What needs to be done: Give the data again, word for word.
--- begin Data section ---
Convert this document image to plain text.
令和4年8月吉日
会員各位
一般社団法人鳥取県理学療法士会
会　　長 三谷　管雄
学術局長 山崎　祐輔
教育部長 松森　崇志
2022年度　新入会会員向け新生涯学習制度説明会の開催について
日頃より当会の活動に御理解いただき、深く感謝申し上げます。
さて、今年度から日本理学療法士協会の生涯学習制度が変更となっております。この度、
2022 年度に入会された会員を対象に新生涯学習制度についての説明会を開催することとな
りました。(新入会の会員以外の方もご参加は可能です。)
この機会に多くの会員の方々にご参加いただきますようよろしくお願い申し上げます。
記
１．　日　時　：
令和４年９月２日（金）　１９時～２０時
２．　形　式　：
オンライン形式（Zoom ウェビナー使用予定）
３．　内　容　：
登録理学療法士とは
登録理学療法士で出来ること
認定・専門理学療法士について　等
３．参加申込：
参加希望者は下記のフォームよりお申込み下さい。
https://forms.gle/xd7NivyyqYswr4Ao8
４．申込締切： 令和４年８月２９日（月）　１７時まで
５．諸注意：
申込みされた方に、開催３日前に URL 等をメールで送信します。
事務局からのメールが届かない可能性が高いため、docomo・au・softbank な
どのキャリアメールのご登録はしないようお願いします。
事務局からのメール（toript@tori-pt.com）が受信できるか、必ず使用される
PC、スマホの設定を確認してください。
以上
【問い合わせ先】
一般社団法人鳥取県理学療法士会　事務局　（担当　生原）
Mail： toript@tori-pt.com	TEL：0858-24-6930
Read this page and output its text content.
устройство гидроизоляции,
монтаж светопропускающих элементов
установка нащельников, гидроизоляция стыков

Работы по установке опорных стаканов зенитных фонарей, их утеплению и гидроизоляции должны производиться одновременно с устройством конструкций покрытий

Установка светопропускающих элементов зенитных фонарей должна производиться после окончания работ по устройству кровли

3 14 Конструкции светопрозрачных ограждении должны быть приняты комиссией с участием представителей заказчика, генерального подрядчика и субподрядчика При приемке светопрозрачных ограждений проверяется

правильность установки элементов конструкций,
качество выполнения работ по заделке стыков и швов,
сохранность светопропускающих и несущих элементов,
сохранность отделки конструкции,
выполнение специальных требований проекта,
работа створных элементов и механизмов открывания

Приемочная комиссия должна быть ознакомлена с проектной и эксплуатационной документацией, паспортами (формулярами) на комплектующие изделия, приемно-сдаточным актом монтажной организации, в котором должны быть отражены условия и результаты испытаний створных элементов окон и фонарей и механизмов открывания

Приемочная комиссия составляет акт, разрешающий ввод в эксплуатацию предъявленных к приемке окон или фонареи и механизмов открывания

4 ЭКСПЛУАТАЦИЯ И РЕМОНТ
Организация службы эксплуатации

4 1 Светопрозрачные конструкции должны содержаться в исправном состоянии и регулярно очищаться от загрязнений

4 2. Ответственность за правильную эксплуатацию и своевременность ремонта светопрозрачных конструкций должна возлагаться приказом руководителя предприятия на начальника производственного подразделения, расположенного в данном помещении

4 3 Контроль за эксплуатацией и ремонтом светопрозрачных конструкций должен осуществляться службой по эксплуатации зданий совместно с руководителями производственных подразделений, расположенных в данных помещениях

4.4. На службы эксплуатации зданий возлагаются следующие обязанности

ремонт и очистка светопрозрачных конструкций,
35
--- end Data section ---
The answer:
Convert this document image to plain text.
令和4年8月吉日
会員各位
一般社団法人鳥取県理学療法士会
会　　長 三谷　管雄
学術局長 山崎　祐輔
教育部長 松森　崇志
2022年度　新入会会員向け新生涯学習制度説明会の開催について
日頃より当会の活動に御理解いただき、深く感謝申し上げます。
さて、今年度から日本理学療法士協会の生涯学習制度が変更となっております。この度、
2022 年度に入会された会員を対象に新生涯学習制度についての説明会を開催することとな
りました。(新入会の会員以外の方もご参加は可能です。)
この機会に多くの会員の方々にご参加いただきますようよろしくお願い申し上げます。
記
１．　日　時　：
令和４年９月２日（金）　１９時～２０時
２．　形　式　：
オンライン形式（Zoom ウェビナー使用予定）
３．　内　容　：
登録理学療法士とは
登録理学療法士で出来ること
認定・専門理学療法士について　等
３．参加申込：
参加希望者は下記のフォームよりお申込み下さい。
https://forms.gle/xd7NivyyqYswr4Ao8
４．申込締切： 令和４年８月２９日（月）　１７時まで
５．諸注意：
申込みされた方に、開催３日前に URL 等をメールで送信します。
事務局からのメールが届かない可能性が高いため、docomo・au・softbank な
どのキャリアメールのご登録はしないようお願いします。
事務局からのメール（toript@tori-pt.com）が受信できるか、必ず使用される
PC、スマホの設定を確認してください。
以上
【問い合わせ先】
一般社団法人鳥取県理学療法士会　事務局　（担当　生原）
Mail： toript@tori-pt.com	TEL：0858-24-6930
Read this page and output its text content.
устройство гидроизоляции,
монтаж светопропускающих элементов
установка нащельников, гидроизоляция стыков

Работы по установке опорных стаканов зенитных фонарей, их утеплению и гидроизоляции должны производиться одновременно с устройством конструкций покрытий

Установка светопропускающих элементов зенитных фонарей должна производиться после окончания работ по устройству кровли

3 14 Конструкции светопрозрачных ограждении должны быть приняты комиссией с участием представителей заказчика, генерального подрядчика и субподрядчика При приемке светопрозрачных ограждений проверяется

правильность установки элементов конструкций,
качество выполнения работ по заделке стыков и швов,
сохранность светопропускающих и несущих элементов,
сохранность отделки конструкции,
выполнение специальных требований проекта,
работа створных элементов и механизмов открывания

Приемочная комиссия должна быть ознакомлена с проектной и эксплуатационной документацией, паспортами (формулярами) на комплектующие изделия, приемно-сдаточным актом монтажной организации, в котором должны быть отражены условия и результаты испытаний створных элементов окон и фонарей и механизмов открывания

Приемочная комиссия составляет акт, разрешающий ввод в эксплуатацию предъявленных к приемке окон или фонареи и механизмов открывания

4 ЭКСПЛУАТАЦИЯ И РЕМОНТ
Организация службы эксплуатации

4 1 Светопрозрачные конструкции должны содержаться в исправном состоянии и регулярно очищаться от загрязнений

4 2. Ответственность за правильную эксплуатацию и своевременность ремонта светопрозрачных конструкций должна возлагаться приказом руководителя предприятия на начальника производственного подразделения, расположенного в данном помещении

4 3 Контроль за эксплуатацией и ремонтом светопрозрачных конструкций должен осуществляться службой по эксплуатации зданий совместно с руководителями производственных подразделений, расположенных в данных помещениях

4.4. На службы эксплуатации зданий возлагаются следующие обязанности

ремонт и очистка светопрозрачных конструкций,
35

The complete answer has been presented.